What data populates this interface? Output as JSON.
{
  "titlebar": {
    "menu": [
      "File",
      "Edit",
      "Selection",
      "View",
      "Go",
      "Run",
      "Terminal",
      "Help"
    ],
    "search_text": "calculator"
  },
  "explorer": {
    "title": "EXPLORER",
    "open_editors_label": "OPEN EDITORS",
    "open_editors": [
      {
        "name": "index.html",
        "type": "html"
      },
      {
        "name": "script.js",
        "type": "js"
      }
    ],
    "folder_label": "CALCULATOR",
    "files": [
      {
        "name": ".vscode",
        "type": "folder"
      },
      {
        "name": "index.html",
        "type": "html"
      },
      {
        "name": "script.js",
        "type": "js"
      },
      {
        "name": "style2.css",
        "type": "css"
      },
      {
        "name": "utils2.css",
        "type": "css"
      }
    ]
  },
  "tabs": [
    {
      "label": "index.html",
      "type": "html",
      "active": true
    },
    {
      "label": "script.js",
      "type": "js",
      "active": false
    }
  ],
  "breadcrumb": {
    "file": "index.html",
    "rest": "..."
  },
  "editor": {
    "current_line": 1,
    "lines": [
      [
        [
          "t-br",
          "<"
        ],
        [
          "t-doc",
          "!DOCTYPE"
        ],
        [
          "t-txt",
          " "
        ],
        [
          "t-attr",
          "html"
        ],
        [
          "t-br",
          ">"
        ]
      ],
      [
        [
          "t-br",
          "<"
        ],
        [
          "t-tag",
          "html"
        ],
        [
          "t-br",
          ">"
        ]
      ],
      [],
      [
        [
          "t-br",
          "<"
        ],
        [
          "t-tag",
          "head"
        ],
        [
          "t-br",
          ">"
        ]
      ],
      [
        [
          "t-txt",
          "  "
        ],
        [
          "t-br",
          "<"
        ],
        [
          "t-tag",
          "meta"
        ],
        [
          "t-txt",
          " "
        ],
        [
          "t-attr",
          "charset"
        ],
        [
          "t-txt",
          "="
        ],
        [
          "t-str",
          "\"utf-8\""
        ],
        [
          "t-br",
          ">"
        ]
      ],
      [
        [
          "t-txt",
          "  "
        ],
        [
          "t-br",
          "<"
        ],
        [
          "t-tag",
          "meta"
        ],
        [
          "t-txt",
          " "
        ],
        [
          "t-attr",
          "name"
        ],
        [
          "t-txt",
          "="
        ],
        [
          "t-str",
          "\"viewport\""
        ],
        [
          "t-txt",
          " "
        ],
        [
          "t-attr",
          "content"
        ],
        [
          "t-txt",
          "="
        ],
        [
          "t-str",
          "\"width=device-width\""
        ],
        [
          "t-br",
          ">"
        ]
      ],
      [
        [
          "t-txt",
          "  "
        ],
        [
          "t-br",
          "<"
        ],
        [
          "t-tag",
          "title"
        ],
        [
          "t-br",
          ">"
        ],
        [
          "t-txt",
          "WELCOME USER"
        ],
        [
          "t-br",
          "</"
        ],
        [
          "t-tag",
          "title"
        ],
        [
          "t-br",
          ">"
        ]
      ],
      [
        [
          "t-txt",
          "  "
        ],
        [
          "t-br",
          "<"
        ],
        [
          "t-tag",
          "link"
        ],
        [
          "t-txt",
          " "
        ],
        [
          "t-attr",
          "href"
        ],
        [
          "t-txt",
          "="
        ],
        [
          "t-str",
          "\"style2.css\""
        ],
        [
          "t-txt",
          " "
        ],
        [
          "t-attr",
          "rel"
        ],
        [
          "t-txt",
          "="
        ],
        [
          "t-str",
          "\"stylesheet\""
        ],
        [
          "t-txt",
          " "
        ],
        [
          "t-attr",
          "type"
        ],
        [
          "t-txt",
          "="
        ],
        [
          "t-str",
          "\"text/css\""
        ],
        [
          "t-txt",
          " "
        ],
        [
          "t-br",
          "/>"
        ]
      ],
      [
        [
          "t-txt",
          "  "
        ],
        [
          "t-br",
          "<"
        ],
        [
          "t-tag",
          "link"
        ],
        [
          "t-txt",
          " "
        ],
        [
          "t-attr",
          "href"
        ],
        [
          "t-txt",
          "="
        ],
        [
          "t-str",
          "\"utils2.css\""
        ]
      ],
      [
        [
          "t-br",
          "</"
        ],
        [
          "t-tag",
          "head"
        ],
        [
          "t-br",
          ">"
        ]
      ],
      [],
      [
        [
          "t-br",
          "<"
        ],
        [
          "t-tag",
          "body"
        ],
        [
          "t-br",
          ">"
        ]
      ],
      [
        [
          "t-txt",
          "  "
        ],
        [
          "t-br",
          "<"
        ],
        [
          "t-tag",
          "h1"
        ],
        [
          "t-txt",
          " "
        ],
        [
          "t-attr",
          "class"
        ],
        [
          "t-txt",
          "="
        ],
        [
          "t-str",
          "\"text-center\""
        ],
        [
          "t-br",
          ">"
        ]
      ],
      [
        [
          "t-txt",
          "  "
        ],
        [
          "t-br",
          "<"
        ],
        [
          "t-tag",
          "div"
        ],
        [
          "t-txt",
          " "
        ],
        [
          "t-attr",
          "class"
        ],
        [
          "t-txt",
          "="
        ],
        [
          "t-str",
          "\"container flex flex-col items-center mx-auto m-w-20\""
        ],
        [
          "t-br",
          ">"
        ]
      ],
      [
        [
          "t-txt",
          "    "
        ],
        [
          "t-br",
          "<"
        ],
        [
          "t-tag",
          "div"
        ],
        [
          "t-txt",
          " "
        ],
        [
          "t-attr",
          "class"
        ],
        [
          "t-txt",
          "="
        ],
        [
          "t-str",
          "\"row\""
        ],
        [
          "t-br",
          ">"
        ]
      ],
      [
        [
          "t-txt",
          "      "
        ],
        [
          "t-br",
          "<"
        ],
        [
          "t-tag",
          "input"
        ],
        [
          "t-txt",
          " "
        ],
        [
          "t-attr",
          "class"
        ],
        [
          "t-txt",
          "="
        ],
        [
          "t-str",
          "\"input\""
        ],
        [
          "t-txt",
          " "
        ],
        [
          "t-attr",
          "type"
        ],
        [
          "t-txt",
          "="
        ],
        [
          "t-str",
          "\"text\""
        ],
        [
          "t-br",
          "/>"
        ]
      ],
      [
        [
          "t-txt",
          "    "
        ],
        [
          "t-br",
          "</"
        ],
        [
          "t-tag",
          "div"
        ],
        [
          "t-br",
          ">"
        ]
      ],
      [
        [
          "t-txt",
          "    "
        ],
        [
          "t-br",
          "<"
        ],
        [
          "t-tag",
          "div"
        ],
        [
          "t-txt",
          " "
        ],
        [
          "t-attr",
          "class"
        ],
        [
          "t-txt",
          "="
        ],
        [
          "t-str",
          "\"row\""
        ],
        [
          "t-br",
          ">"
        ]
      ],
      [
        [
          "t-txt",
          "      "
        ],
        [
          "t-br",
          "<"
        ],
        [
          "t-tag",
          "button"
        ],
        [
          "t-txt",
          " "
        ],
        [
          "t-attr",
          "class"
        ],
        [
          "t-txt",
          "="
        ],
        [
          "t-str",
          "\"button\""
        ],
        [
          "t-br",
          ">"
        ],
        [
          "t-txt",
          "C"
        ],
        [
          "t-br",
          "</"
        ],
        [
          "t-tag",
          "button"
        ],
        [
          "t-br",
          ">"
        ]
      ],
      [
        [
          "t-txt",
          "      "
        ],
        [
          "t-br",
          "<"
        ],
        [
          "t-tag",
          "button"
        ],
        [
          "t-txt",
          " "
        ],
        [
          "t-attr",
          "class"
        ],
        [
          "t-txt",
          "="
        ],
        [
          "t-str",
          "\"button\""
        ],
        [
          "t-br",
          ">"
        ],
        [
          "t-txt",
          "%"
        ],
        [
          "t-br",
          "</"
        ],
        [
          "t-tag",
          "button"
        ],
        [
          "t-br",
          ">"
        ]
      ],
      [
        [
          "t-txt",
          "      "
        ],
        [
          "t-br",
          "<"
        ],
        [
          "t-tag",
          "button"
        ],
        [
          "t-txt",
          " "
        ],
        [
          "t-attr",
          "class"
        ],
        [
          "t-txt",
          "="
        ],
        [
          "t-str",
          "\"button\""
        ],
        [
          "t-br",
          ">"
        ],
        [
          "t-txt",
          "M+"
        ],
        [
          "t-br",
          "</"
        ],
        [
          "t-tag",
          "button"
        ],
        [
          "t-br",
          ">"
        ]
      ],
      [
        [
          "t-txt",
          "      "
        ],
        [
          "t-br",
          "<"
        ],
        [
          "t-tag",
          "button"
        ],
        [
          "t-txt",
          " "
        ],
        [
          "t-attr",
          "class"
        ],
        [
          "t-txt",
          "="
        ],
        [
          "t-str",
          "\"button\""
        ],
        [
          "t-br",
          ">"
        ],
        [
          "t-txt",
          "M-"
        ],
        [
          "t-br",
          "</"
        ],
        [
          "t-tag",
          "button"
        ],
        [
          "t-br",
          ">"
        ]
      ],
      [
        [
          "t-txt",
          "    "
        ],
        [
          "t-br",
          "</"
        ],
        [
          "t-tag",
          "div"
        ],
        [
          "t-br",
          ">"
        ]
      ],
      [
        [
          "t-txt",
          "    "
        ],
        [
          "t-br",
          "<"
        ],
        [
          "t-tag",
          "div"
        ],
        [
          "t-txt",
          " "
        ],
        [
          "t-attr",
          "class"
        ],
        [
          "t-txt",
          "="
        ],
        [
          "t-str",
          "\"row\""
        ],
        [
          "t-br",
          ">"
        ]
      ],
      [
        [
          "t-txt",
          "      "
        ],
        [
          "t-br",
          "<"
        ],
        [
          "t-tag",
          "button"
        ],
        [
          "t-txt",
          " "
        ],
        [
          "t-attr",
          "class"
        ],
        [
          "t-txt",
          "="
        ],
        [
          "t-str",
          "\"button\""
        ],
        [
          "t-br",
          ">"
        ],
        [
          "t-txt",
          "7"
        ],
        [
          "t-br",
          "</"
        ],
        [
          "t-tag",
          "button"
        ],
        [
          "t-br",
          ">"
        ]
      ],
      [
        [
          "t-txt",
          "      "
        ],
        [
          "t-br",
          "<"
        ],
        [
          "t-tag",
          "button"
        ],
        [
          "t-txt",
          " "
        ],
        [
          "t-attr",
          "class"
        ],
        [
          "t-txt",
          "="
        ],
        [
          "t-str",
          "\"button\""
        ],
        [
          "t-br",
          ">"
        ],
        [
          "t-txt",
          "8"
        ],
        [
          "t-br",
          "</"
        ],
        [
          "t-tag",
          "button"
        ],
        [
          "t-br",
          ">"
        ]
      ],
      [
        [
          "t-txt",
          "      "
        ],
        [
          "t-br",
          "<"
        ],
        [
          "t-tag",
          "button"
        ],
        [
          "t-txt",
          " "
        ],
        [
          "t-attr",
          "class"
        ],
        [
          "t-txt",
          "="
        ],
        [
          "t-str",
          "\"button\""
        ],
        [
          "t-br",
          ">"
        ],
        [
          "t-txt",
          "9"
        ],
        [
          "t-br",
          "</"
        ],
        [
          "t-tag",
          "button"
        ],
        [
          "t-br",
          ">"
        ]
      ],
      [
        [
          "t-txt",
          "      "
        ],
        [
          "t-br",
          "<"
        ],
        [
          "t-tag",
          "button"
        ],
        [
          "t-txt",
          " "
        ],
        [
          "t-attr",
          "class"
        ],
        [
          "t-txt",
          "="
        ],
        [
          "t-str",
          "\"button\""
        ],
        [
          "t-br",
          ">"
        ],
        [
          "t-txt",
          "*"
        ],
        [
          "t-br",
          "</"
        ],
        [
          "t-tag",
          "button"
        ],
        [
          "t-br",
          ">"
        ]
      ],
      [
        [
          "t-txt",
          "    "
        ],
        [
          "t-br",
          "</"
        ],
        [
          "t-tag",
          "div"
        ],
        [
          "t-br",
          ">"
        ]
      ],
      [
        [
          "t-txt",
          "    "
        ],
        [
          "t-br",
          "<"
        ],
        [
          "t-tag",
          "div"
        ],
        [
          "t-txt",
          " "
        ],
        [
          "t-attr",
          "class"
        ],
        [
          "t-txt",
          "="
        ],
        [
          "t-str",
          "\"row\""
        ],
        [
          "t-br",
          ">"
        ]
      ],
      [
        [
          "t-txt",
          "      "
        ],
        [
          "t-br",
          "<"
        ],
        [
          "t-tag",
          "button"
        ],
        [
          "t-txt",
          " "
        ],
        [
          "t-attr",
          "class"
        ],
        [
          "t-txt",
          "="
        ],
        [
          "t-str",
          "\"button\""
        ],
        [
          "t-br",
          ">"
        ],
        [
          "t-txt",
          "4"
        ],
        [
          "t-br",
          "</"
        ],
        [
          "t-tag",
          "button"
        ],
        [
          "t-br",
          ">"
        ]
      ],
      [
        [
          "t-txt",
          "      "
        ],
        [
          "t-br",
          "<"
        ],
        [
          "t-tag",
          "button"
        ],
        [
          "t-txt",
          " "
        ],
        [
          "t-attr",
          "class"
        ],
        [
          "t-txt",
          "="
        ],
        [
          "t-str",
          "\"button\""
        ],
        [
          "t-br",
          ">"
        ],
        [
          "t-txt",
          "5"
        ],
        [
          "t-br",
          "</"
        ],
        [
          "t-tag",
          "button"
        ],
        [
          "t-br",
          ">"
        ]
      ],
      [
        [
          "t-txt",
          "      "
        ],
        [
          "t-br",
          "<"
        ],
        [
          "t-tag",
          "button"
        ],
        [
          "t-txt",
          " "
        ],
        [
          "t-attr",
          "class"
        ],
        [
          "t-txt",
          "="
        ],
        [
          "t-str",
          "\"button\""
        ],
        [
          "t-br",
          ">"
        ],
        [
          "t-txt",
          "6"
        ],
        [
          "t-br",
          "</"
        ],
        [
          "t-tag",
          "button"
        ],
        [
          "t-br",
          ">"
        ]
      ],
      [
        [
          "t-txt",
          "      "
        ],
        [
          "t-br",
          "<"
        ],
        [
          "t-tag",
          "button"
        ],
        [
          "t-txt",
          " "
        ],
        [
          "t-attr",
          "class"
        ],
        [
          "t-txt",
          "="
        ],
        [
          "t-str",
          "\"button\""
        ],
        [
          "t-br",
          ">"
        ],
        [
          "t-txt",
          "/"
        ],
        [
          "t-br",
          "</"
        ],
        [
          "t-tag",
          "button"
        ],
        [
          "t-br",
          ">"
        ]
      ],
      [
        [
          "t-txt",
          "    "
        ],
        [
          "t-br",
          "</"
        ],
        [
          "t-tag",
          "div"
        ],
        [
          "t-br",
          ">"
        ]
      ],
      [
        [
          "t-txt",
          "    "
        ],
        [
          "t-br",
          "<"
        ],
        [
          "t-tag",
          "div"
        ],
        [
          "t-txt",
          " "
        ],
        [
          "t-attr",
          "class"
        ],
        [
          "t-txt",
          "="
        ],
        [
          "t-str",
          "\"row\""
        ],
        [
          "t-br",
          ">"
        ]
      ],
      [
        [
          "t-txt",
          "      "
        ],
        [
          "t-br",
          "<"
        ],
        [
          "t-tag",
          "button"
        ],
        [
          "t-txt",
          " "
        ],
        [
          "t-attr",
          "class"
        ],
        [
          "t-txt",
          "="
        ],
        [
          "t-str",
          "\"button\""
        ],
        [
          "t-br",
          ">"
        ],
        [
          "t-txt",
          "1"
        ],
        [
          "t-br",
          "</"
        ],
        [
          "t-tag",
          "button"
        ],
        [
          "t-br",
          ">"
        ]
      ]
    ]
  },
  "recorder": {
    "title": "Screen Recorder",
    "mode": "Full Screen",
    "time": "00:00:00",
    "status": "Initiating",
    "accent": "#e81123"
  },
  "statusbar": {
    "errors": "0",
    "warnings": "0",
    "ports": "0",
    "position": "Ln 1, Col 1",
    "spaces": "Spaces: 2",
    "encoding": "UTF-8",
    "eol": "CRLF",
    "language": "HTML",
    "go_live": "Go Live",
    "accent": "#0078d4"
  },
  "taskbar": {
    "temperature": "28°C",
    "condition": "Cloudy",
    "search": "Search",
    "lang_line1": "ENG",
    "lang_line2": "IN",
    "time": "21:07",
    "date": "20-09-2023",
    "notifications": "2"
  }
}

GOAL.
Pull every line containing "index" out of the records.

FULL SOLUTION.
        "name": "index.html",
        "name": "index.html",
      "label": "index.html",
    "file": "index.html",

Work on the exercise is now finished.